[Begin RECORDS FOR THE TASK]

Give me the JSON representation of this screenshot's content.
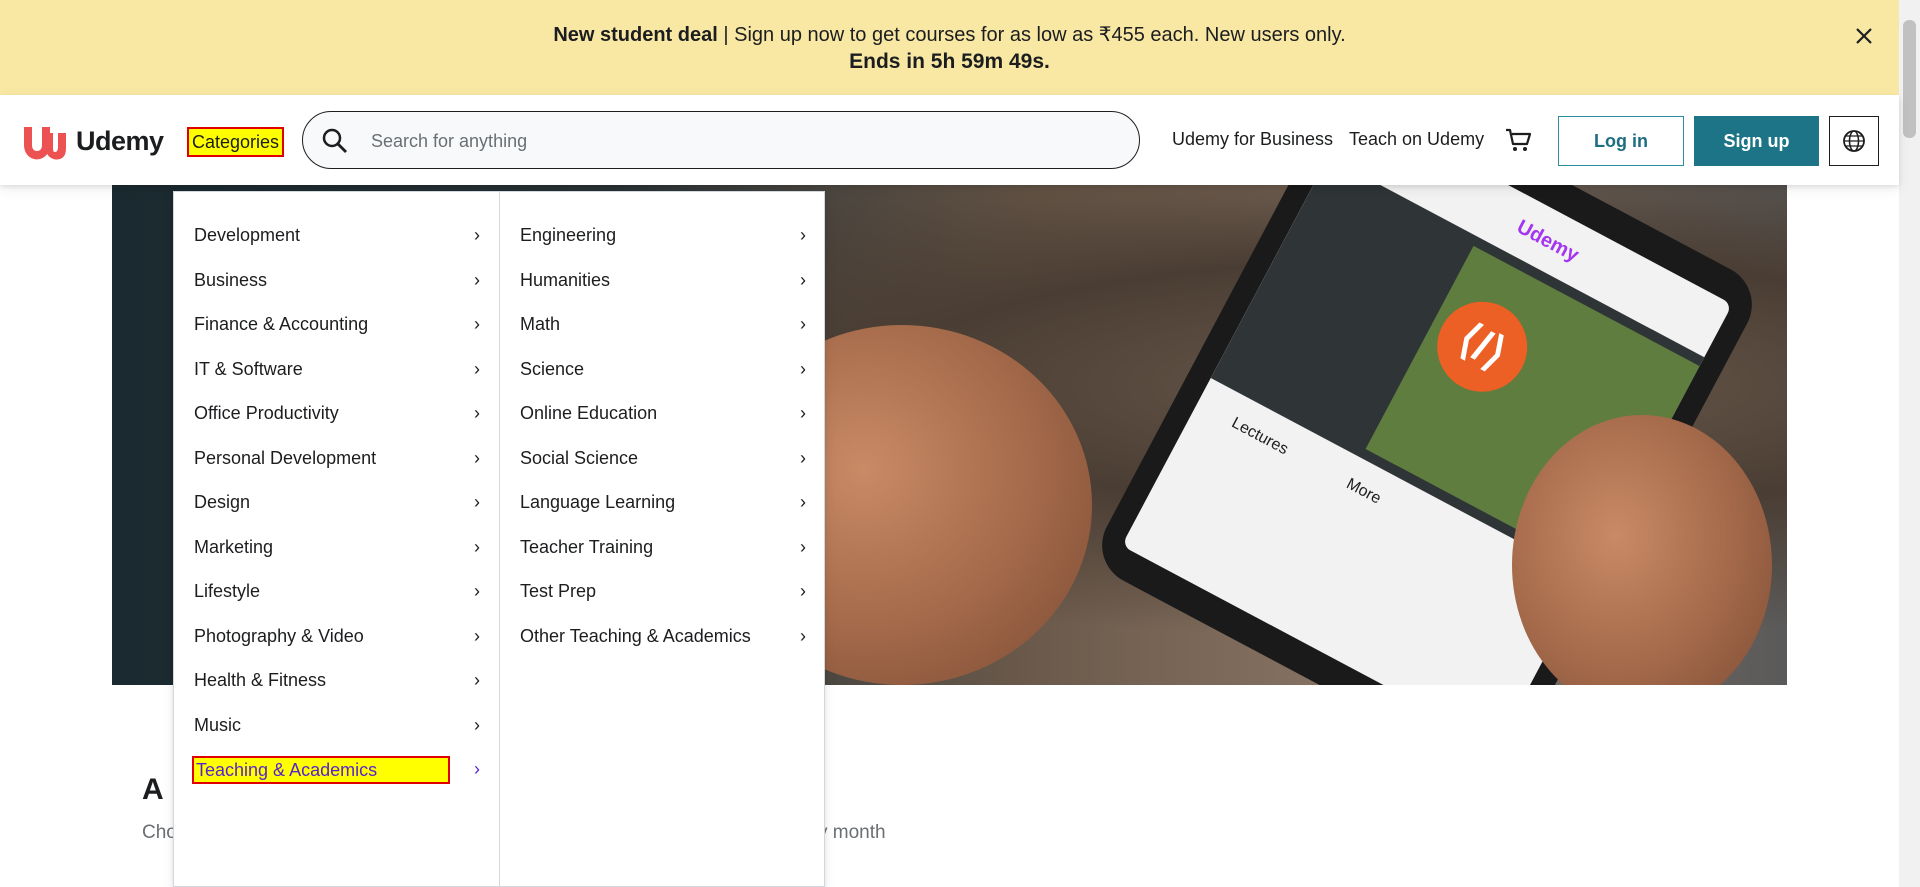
{
  "banner": {
    "deal_bold": "New student deal",
    "deal_text": " | Sign up now to get courses for as low as ₹455 each. New users only.",
    "countdown": "Ends in 5h 59m 49s.",
    "close_icon": "close-icon"
  },
  "header": {
    "logo_text": "Udemy",
    "categories_label": "Categories",
    "search_placeholder": "Search for anything",
    "business_link": "Udemy for Business",
    "teach_link": "Teach on Udemy",
    "login_label": "Log in",
    "signup_label": "Sign up"
  },
  "dropdown": {
    "left": [
      {
        "label": "Development"
      },
      {
        "label": "Business"
      },
      {
        "label": "Finance & Accounting"
      },
      {
        "label": "IT & Software"
      },
      {
        "label": "Office Productivity"
      },
      {
        "label": "Personal Development"
      },
      {
        "label": "Design"
      },
      {
        "label": "Marketing"
      },
      {
        "label": "Lifestyle"
      },
      {
        "label": "Photography & Video"
      },
      {
        "label": "Health & Fitness"
      },
      {
        "label": "Music"
      },
      {
        "label": "Teaching & Academics"
      }
    ],
    "right": [
      {
        "label": "Engineering"
      },
      {
        "label": "Humanities"
      },
      {
        "label": "Math"
      },
      {
        "label": "Science"
      },
      {
        "label": "Online Education"
      },
      {
        "label": "Social Science"
      },
      {
        "label": "Language Learning"
      },
      {
        "label": "Teacher Training"
      },
      {
        "label": "Test Prep"
      },
      {
        "label": "Other Teaching & Academics"
      }
    ],
    "chevron": "›"
  },
  "hero": {
    "phone_brand": "Udemy",
    "phone_tab_lectures": "Lectures",
    "phone_tab_more": "More"
  },
  "bottom": {
    "title_fragment": "A",
    "sub_fragment_left": "Cho",
    "sub_fragment_right": "y month"
  },
  "colors": {
    "banner_bg": "#f8e8a4",
    "brand_red": "#ec5252",
    "signup_bg": "#1c7486",
    "highlight_yellow": "#ffff00",
    "highlight_border": "#e00000"
  }
}
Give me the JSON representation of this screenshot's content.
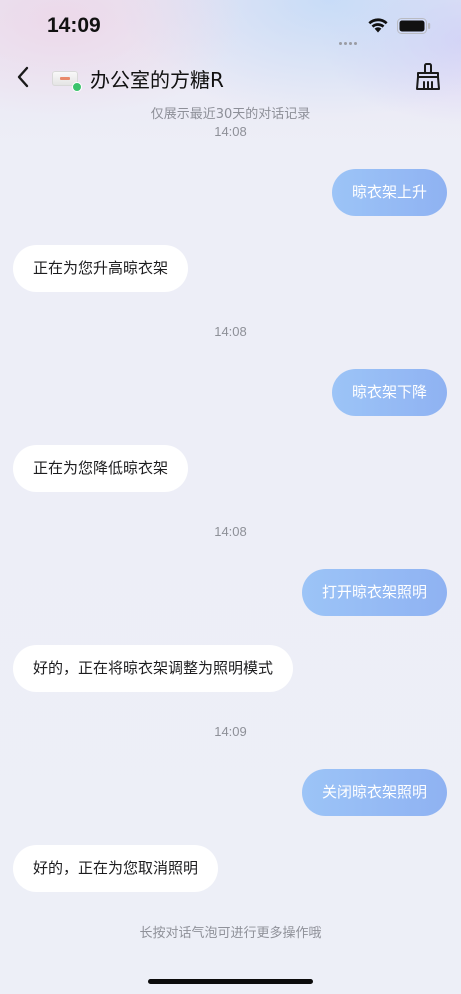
{
  "status_bar": {
    "time": "14:09"
  },
  "nav": {
    "title": "办公室的方糖R",
    "device_status_color": "#3ac36b"
  },
  "notice": "仅展示最近30天的对话记录",
  "messages": [
    {
      "kind": "timestamp",
      "text": "14:08"
    },
    {
      "kind": "outgoing",
      "text": "晾衣架上升"
    },
    {
      "kind": "incoming",
      "text": "正在为您升高晾衣架"
    },
    {
      "kind": "timestamp",
      "text": "14:08"
    },
    {
      "kind": "outgoing",
      "text": "晾衣架下降"
    },
    {
      "kind": "incoming",
      "text": "正在为您降低晾衣架"
    },
    {
      "kind": "timestamp",
      "text": "14:08"
    },
    {
      "kind": "outgoing",
      "text": "打开晾衣架照明"
    },
    {
      "kind": "incoming",
      "text": "好的，正在将晾衣架调整为照明模式"
    },
    {
      "kind": "timestamp",
      "text": "14:09"
    },
    {
      "kind": "outgoing",
      "text": "关闭晾衣架照明"
    },
    {
      "kind": "incoming",
      "text": "好的，正在为您取消照明"
    }
  ],
  "hint": "长按对话气泡可进行更多操作哦",
  "colors": {
    "outgoing_bubble": "#93b9f4",
    "incoming_bubble": "#ffffff"
  }
}
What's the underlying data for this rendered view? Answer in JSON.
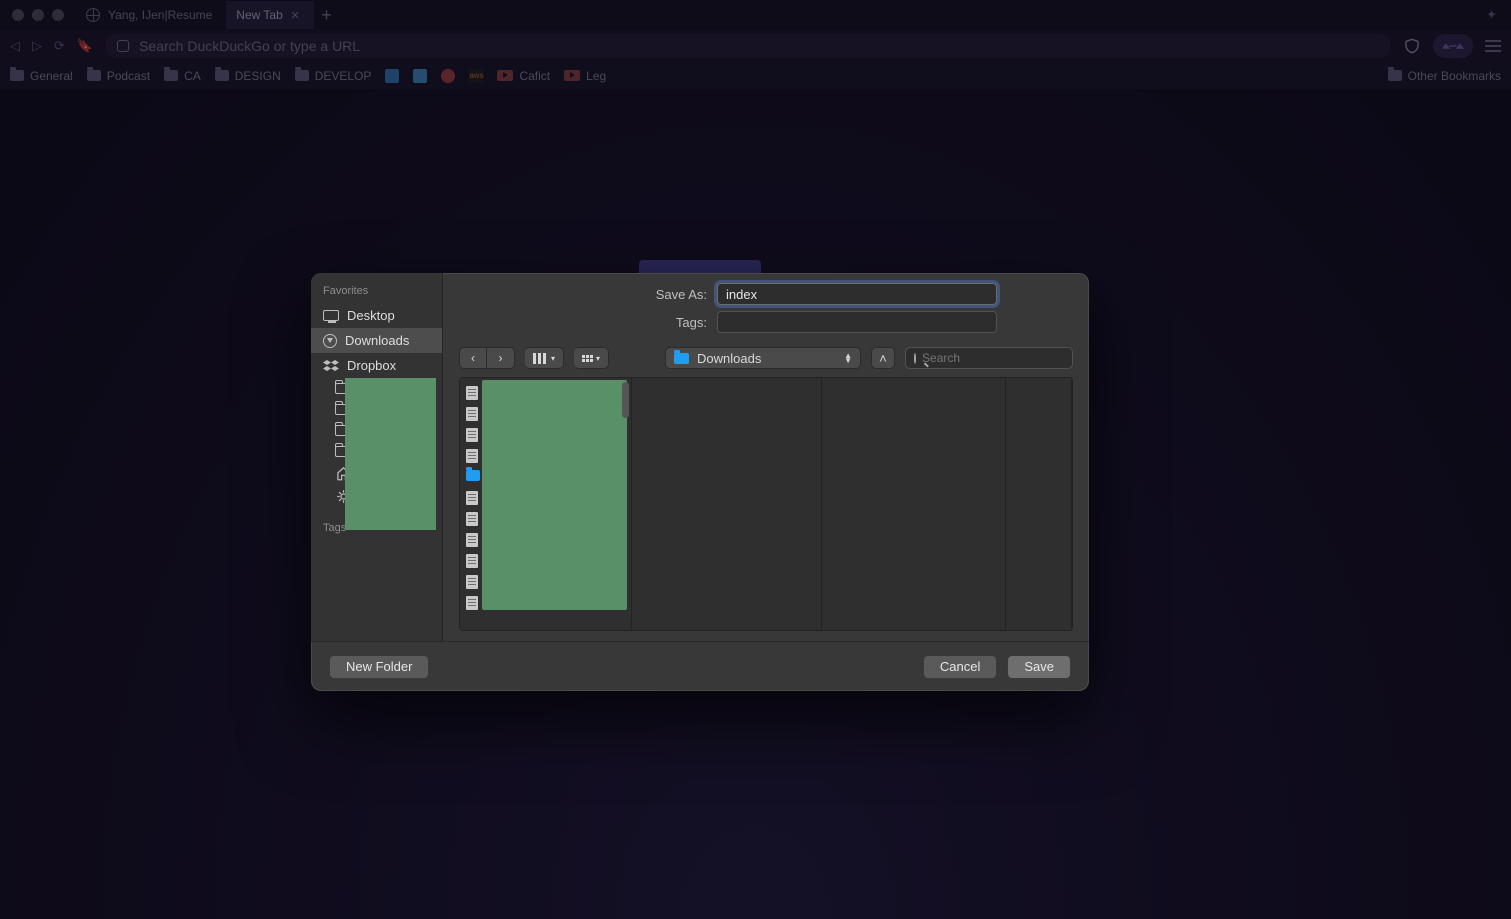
{
  "browser": {
    "tabs": [
      {
        "title": "Yang, IJen|Resume",
        "active": false,
        "closeable": false
      },
      {
        "title": "New Tab",
        "active": true,
        "closeable": true
      }
    ],
    "address_placeholder": "Search DuckDuckGo or type a URL",
    "bookmarks": [
      {
        "label": "General",
        "kind": "folder"
      },
      {
        "label": "Podcast",
        "kind": "folder"
      },
      {
        "label": "CA",
        "kind": "folder"
      },
      {
        "label": "DESIGN",
        "kind": "folder"
      },
      {
        "label": "DEVELOP",
        "kind": "folder"
      },
      {
        "label": "",
        "kind": "app",
        "color": "#3a8fd4"
      },
      {
        "label": "",
        "kind": "app",
        "color": "#4aa0e0"
      },
      {
        "label": "",
        "kind": "app",
        "color": "#b84a4a"
      },
      {
        "label": "",
        "kind": "app",
        "color": "#222",
        "text": "aws",
        "tcolor": "#e58b2e"
      },
      {
        "label": "Cafict",
        "kind": "youtube"
      },
      {
        "label": "Leg",
        "kind": "youtube"
      }
    ],
    "other_bookmarks": "Other Bookmarks"
  },
  "dialog": {
    "save_as_label": "Save As:",
    "save_as_value": "index",
    "tags_label": "Tags:",
    "location_label": "Downloads",
    "search_placeholder": "Search",
    "sidebar": {
      "favorites_header": "Favorites",
      "tags_header": "Tags",
      "items": [
        {
          "label": "Desktop",
          "icon": "desktop",
          "selected": false
        },
        {
          "label": "Downloads",
          "icon": "downloads",
          "selected": true
        },
        {
          "label": "Dropbox",
          "icon": "dropbox",
          "selected": false
        }
      ],
      "extra_icons": [
        "folder",
        "folder",
        "folder",
        "folder",
        "home",
        "applications"
      ]
    },
    "buttons": {
      "new_folder": "New Folder",
      "cancel": "Cancel",
      "save": "Save"
    },
    "file_column_icons": [
      "doc",
      "doc",
      "doc",
      "doc",
      "folder",
      "doc",
      "doc",
      "doc",
      "doc",
      "doc",
      "doc"
    ]
  }
}
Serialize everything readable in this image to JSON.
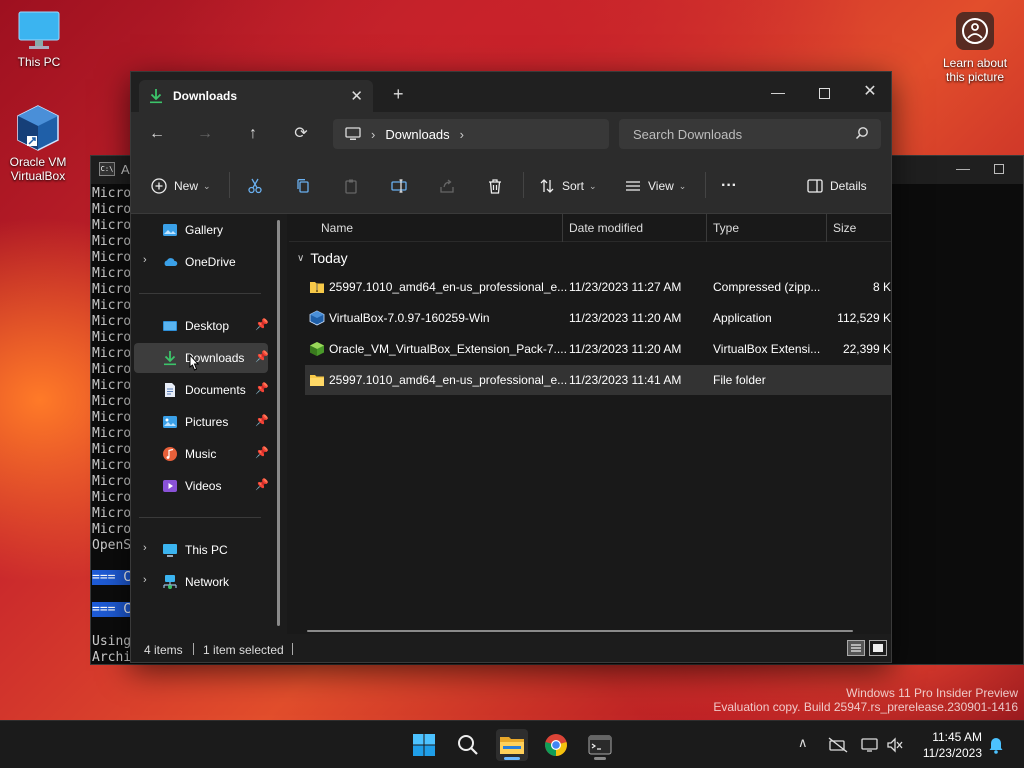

[End RECORDS FOR THE TASK]

DO THIS: Skip the pictures, then retype every line above exactly.

THE RESULT:
Give me the JSON representation of this screenshot's content.
{
  "banner": {
    "deal_bold": "New student deal",
    "deal_text": " | Sign up now to get courses for as low as ₹455 each. New users only.",
    "countdown": "Ends in 5h 59m 49s.",
    "close_icon": "close-icon"
  },
  "header": {
    "logo_text": "Udemy",
    "categories_label": "Categories",
    "search_placeholder": "Search for anything",
    "business_link": "Udemy for Business",
    "teach_link": "Teach on Udemy",
    "login_label": "Log in",
    "signup_label": "Sign up"
  },
  "dropdown": {
    "left": [
      {
        "label": "Development"
      },
      {
        "label": "Business"
      },
      {
        "label": "Finance & Accounting"
      },
      {
        "label": "IT & Software"
      },
      {
        "label": "Office Productivity"
      },
      {
        "label": "Personal Development"
      },
      {
        "label": "Design"
      },
      {
        "label": "Marketing"
      },
      {
        "label": "Lifestyle"
      },
      {
        "label": "Photography & Video"
      },
      {
        "label": "Health & Fitness"
      },
      {
        "label": "Music"
      },
      {
        "label": "Teaching & Academics"
      }
    ],
    "right": [
      {
        "label": "Engineering"
      },
      {
        "label": "Humanities"
      },
      {
        "label": "Math"
      },
      {
        "label": "Science"
      },
      {
        "label": "Online Education"
      },
      {
        "label": "Social Science"
      },
      {
        "label": "Language Learning"
      },
      {
        "label": "Teacher Training"
      },
      {
        "label": "Test Prep"
      },
      {
        "label": "Other Teaching & Academics"
      }
    ],
    "chevron": "›"
  },
  "hero": {
    "phone_brand": "Udemy",
    "phone_tab_lectures": "Lectures",
    "phone_tab_more": "More"
  },
  "bottom": {
    "title_fragment": "A",
    "sub_fragment_left": "Cho",
    "sub_fragment_right": "y month"
  },
  "colors": {
    "banner_bg": "#f8e8a4",
    "brand_red": "#ec5252",
    "signup_bg": "#1c7486",
    "highlight_yellow": "#ffff00",
    "highlight_border": "#e00000"
  }
}
Give me the JSON representation of this screenshot's content.
{
  "status_bar": {
    "time": "14:09"
  },
  "nav": {
    "title": "办公室的方糖R",
    "device_status_color": "#3ac36b"
  },
  "notice": "仅展示最近30天的对话记录",
  "messages": [
    {
      "kind": "timestamp",
      "text": "14:08"
    },
    {
      "kind": "outgoing",
      "text": "晾衣架上升"
    },
    {
      "kind": "incoming",
      "text": "正在为您升高晾衣架"
    },
    {
      "kind": "timestamp",
      "text": "14:08"
    },
    {
      "kind": "outgoing",
      "text": "晾衣架下降"
    },
    {
      "kind": "incoming",
      "text": "正在为您降低晾衣架"
    },
    {
      "kind": "timestamp",
      "text": "14:08"
    },
    {
      "kind": "outgoing",
      "text": "打开晾衣架照明"
    },
    {
      "kind": "incoming",
      "text": "好的，正在将晾衣架调整为照明模式"
    },
    {
      "kind": "timestamp",
      "text": "14:09"
    },
    {
      "kind": "outgoing",
      "text": "关闭晾衣架照明"
    },
    {
      "kind": "incoming",
      "text": "好的，正在为您取消照明"
    }
  ],
  "hint": "长按对话气泡可进行更多操作哦",
  "colors": {
    "outgoing_bubble": "#93b9f4",
    "incoming_bubble": "#ffffff"
  }
}
What's the underlying data for this rendered view? Answer in JSON.
{
  "browser": {
    "tabs": [
      {
        "title": "Yang, IJen|Resume",
        "active": false,
        "closeable": false
      },
      {
        "title": "New Tab",
        "active": true,
        "closeable": true
      }
    ],
    "address_placeholder": "Search DuckDuckGo or type a URL",
    "bookmarks": [
      {
        "label": "General",
        "kind": "folder"
      },
      {
        "label": "Podcast",
        "kind": "folder"
      },
      {
        "label": "CA",
        "kind": "folder"
      },
      {
        "label": "DESIGN",
        "kind": "folder"
      },
      {
        "label": "DEVELOP",
        "kind": "folder"
      },
      {
        "label": "",
        "kind": "app",
        "color": "#3a8fd4"
      },
      {
        "label": "",
        "kind": "app",
        "color": "#4aa0e0"
      },
      {
        "label": "",
        "kind": "app",
        "color": "#b84a4a"
      },
      {
        "label": "",
        "kind": "app",
        "color": "#222",
        "text": "aws",
        "tcolor": "#e58b2e"
      },
      {
        "label": "Cafict",
        "kind": "youtube"
      },
      {
        "label": "Leg",
        "kind": "youtube"
      }
    ],
    "other_bookmarks": "Other Bookmarks"
  },
  "dialog": {
    "save_as_label": "Save As:",
    "save_as_value": "index",
    "tags_label": "Tags:",
    "location_label": "Downloads",
    "search_placeholder": "Search",
    "sidebar": {
      "favorites_header": "Favorites",
      "tags_header": "Tags",
      "items": [
        {
          "label": "Desktop",
          "icon": "desktop",
          "selected": false
        },
        {
          "label": "Downloads",
          "icon": "downloads",
          "selected": true
        },
        {
          "label": "Dropbox",
          "icon": "dropbox",
          "selected": false
        }
      ],
      "extra_icons": [
        "folder",
        "folder",
        "folder",
        "folder",
        "home",
        "applications"
      ]
    },
    "buttons": {
      "new_folder": "New Folder",
      "cancel": "Cancel",
      "save": "Save"
    },
    "file_column_icons": [
      "doc",
      "doc",
      "doc",
      "doc",
      "folder",
      "doc",
      "doc",
      "doc",
      "doc",
      "doc",
      "doc"
    ]
  }
}
Serialize everything readable in this image to JSON.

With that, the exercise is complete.